Entries with labeled regions
++++++++++++++++++++

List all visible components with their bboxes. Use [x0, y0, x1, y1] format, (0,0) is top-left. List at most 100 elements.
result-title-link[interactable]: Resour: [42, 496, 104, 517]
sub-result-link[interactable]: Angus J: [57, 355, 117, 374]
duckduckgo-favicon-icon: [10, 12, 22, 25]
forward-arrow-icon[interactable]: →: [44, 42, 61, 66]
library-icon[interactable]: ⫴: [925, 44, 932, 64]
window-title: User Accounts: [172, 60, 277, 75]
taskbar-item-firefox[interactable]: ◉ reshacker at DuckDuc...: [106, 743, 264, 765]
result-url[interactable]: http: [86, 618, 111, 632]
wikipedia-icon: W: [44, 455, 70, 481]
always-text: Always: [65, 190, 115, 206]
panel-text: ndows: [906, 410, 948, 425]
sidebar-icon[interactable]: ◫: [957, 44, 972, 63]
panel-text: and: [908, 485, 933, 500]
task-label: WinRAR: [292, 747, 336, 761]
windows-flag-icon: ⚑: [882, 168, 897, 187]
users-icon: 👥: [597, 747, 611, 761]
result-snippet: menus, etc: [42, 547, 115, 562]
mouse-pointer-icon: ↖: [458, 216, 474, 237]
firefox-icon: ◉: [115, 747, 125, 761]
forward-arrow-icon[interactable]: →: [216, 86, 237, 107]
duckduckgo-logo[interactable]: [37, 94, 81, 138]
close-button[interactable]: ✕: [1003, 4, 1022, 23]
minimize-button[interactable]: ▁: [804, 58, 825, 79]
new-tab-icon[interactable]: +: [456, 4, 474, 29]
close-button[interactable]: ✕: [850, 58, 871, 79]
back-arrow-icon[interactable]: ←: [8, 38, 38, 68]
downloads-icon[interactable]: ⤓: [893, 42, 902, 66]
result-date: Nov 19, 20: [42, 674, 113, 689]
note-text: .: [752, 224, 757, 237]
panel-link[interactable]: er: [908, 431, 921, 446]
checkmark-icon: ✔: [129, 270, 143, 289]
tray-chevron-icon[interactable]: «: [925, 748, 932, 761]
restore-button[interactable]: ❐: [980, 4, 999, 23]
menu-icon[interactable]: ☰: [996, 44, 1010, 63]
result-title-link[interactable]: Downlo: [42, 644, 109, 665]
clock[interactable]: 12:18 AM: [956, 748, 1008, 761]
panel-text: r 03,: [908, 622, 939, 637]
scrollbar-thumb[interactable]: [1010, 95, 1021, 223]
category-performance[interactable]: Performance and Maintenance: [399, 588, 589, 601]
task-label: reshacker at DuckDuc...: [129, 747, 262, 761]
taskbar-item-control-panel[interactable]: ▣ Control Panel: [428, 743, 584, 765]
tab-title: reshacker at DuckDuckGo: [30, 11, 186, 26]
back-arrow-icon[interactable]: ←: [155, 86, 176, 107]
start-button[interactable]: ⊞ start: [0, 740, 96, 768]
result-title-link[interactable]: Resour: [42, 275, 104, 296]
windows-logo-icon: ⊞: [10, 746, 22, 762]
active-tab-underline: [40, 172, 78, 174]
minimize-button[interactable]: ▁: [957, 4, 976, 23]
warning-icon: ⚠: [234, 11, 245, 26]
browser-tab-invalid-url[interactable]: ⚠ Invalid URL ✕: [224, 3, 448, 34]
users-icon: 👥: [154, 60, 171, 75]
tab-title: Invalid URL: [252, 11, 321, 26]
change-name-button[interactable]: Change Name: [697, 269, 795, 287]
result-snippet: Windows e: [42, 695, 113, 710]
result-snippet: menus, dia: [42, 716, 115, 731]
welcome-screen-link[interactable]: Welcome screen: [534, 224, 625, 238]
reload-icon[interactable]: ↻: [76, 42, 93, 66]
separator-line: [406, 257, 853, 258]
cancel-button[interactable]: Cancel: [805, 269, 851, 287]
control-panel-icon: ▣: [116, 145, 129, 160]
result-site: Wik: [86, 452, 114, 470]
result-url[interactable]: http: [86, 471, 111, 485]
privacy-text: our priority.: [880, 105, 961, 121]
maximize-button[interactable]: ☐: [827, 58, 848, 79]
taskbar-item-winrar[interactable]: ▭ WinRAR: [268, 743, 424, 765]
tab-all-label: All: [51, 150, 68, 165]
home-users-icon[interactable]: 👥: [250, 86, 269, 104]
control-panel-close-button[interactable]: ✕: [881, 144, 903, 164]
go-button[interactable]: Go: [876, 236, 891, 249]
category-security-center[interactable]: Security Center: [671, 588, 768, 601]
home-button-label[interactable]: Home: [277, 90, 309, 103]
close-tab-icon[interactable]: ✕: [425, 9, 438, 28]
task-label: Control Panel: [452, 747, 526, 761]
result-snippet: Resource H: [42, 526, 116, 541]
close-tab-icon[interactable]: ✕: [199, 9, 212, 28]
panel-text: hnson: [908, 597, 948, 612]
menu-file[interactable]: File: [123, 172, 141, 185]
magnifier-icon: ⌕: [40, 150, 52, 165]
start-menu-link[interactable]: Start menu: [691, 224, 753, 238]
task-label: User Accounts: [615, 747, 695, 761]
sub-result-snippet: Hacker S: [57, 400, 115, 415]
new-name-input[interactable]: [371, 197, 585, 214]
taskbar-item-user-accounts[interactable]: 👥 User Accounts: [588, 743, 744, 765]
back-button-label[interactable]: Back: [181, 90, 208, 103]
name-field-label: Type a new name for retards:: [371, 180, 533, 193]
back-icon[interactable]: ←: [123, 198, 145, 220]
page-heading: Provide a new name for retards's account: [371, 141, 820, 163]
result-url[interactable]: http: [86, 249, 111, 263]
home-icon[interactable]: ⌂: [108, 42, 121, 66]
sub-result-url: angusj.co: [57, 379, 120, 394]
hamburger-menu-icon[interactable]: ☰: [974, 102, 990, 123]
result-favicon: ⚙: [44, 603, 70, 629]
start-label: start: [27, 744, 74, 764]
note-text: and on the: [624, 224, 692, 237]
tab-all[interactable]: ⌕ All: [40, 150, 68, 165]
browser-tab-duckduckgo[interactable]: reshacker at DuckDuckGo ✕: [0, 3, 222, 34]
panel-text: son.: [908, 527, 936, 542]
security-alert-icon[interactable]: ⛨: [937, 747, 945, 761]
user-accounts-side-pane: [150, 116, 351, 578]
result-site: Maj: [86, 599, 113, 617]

++++++++++++++++++++

Set problem: Could you reproduce every line of the entries above, word for word and unchanged?

Result of this task:
List all visible components with their bboxes. Use [x0, y0, x1, y1] format, (0,0) is top-left. List at most 100 elements.
result-title-link[interactable]: Resour: [42, 496, 104, 517]
sub-result-link[interactable]: Angus J: [57, 355, 117, 374]
duckduckgo-favicon-icon: [10, 12, 22, 25]
forward-arrow-icon[interactable]: →: [44, 42, 61, 66]
library-icon[interactable]: ⫴: [925, 44, 932, 64]
window-title: User Accounts: [172, 60, 277, 75]
taskbar-item-firefox[interactable]: ◉ reshacker at DuckDuc...: [106, 743, 264, 765]
result-url[interactable]: http: [86, 618, 111, 632]
wikipedia-icon: W: [44, 455, 70, 481]
always-text: Always: [65, 190, 115, 206]
panel-text: ndows: [906, 410, 948, 425]
sidebar-icon[interactable]: ◫: [957, 44, 972, 63]
panel-text: and: [908, 485, 933, 500]
task-label: WinRAR: [292, 747, 336, 761]
windows-flag-icon: ⚑: [882, 168, 897, 187]
users-icon: 👥: [597, 747, 611, 761]
result-snippet: menus, etc: [42, 547, 115, 562]
mouse-pointer-icon: ↖: [458, 216, 474, 237]
firefox-icon: ◉: [115, 747, 125, 761]
forward-arrow-icon[interactable]: →: [216, 86, 237, 107]
duckduckgo-logo[interactable]: [37, 94, 81, 138]
close-button[interactable]: ✕: [1003, 4, 1022, 23]
minimize-button[interactable]: ▁: [804, 58, 825, 79]
new-tab-icon[interactable]: +: [456, 4, 474, 29]
close-button[interactable]: ✕: [850, 58, 871, 79]
back-arrow-icon[interactable]: ←: [8, 38, 38, 68]
downloads-icon[interactable]: ⤓: [893, 42, 902, 66]
result-date: Nov 19, 20: [42, 674, 113, 689]
note-text: .: [752, 224, 757, 237]
panel-link[interactable]: er: [908, 431, 921, 446]
checkmark-icon: ✔: [129, 270, 143, 289]
tray-chevron-icon[interactable]: «: [925, 748, 932, 761]
restore-button[interactable]: ❐: [980, 4, 999, 23]
menu-icon[interactable]: ☰: [996, 44, 1010, 63]
result-title-link[interactable]: Downlo: [42, 644, 109, 665]
clock[interactable]: 12:18 AM: [956, 748, 1008, 761]
panel-text: r 03,: [908, 622, 939, 637]
scrollbar-thumb[interactable]: [1010, 95, 1021, 223]
category-performance[interactable]: Performance and Maintenance: [399, 588, 589, 601]
task-label: reshacker at DuckDuc...: [129, 747, 262, 761]
taskbar-item-control-panel[interactable]: ▣ Control Panel: [428, 743, 584, 765]
tab-title: reshacker at DuckDuckGo: [30, 11, 186, 26]
back-arrow-icon[interactable]: ←: [155, 86, 176, 107]
start-button[interactable]: ⊞ start: [0, 740, 96, 768]
result-title-link[interactable]: Resour: [42, 275, 104, 296]
windows-logo-icon: ⊞: [10, 746, 22, 762]
active-tab-underline: [40, 172, 78, 174]
minimize-button[interactable]: ▁: [957, 4, 976, 23]
warning-icon: ⚠: [234, 11, 245, 26]
browser-tab-invalid-url[interactable]: ⚠ Invalid URL ✕: [224, 3, 448, 34]
users-icon: 👥: [154, 60, 171, 75]
tab-title: Invalid URL: [252, 11, 321, 26]
change-name-button[interactable]: Change Name: [697, 269, 795, 287]
result-snippet: Windows e: [42, 695, 113, 710]
result-snippet: menus, dia: [42, 716, 115, 731]
welcome-screen-link[interactable]: Welcome screen: [534, 224, 625, 238]
reload-icon[interactable]: ↻: [76, 42, 93, 66]
separator-line: [406, 257, 853, 258]
cancel-button[interactable]: Cancel: [805, 269, 851, 287]
control-panel-icon: ▣: [116, 145, 129, 160]
result-site: Wik: [86, 452, 114, 470]
result-url[interactable]: http: [86, 471, 111, 485]
privacy-text: our priority.: [880, 105, 961, 121]
maximize-button[interactable]: ☐: [827, 58, 848, 79]
taskbar-item-winrar[interactable]: ▭ WinRAR: [268, 743, 424, 765]
tab-all-label: All: [51, 150, 68, 165]
home-users-icon[interactable]: 👥: [250, 86, 269, 104]
control-panel-close-button[interactable]: ✕: [881, 144, 903, 164]
go-button[interactable]: Go: [876, 236, 891, 249]
category-security-center[interactable]: Security Center: [671, 588, 768, 601]
home-button-label[interactable]: Home: [277, 90, 309, 103]
close-tab-icon[interactable]: ✕: [425, 9, 438, 28]
task-label: Control Panel: [452, 747, 526, 761]
result-snippet: Resource H: [42, 526, 116, 541]
close-tab-icon[interactable]: ✕: [199, 9, 212, 28]
panel-text: hnson: [908, 597, 948, 612]
menu-file[interactable]: File: [123, 172, 141, 185]
magnifier-icon: ⌕: [40, 150, 52, 165]
start-menu-link[interactable]: Start menu: [691, 224, 753, 238]
task-label: User Accounts: [615, 747, 695, 761]
sub-result-snippet: Hacker S: [57, 400, 115, 415]
new-name-input[interactable]: [371, 197, 585, 214]
taskbar-item-user-accounts[interactable]: 👥 User Accounts: [588, 743, 744, 765]
back-button-label[interactable]: Back: [181, 90, 208, 103]
name-field-label: Type a new name for retards:: [371, 180, 533, 193]
back-icon[interactable]: ←: [123, 198, 145, 220]
page-heading: Provide a new name for retards's account: [371, 141, 820, 163]
result-url[interactable]: http: [86, 249, 111, 263]
home-icon[interactable]: ⌂: [108, 42, 121, 66]
sub-result-url: angusj.co: [57, 379, 120, 394]
hamburger-menu-icon[interactable]: ☰: [974, 102, 990, 123]
result-favicon: ⚙: [44, 603, 70, 629]
start-label: start: [27, 744, 74, 764]
note-text: and on the: [624, 224, 692, 237]
tab-all[interactable]: ⌕ All: [40, 150, 68, 165]
browser-tab-duckduckgo[interactable]: reshacker at DuckDuckGo ✕: [0, 3, 222, 34]
panel-text: son.: [908, 527, 936, 542]
security-alert-icon[interactable]: ⛨: [937, 747, 945, 761]
user-accounts-side-pane: [150, 116, 351, 578]
result-site: Maj: [86, 599, 113, 617]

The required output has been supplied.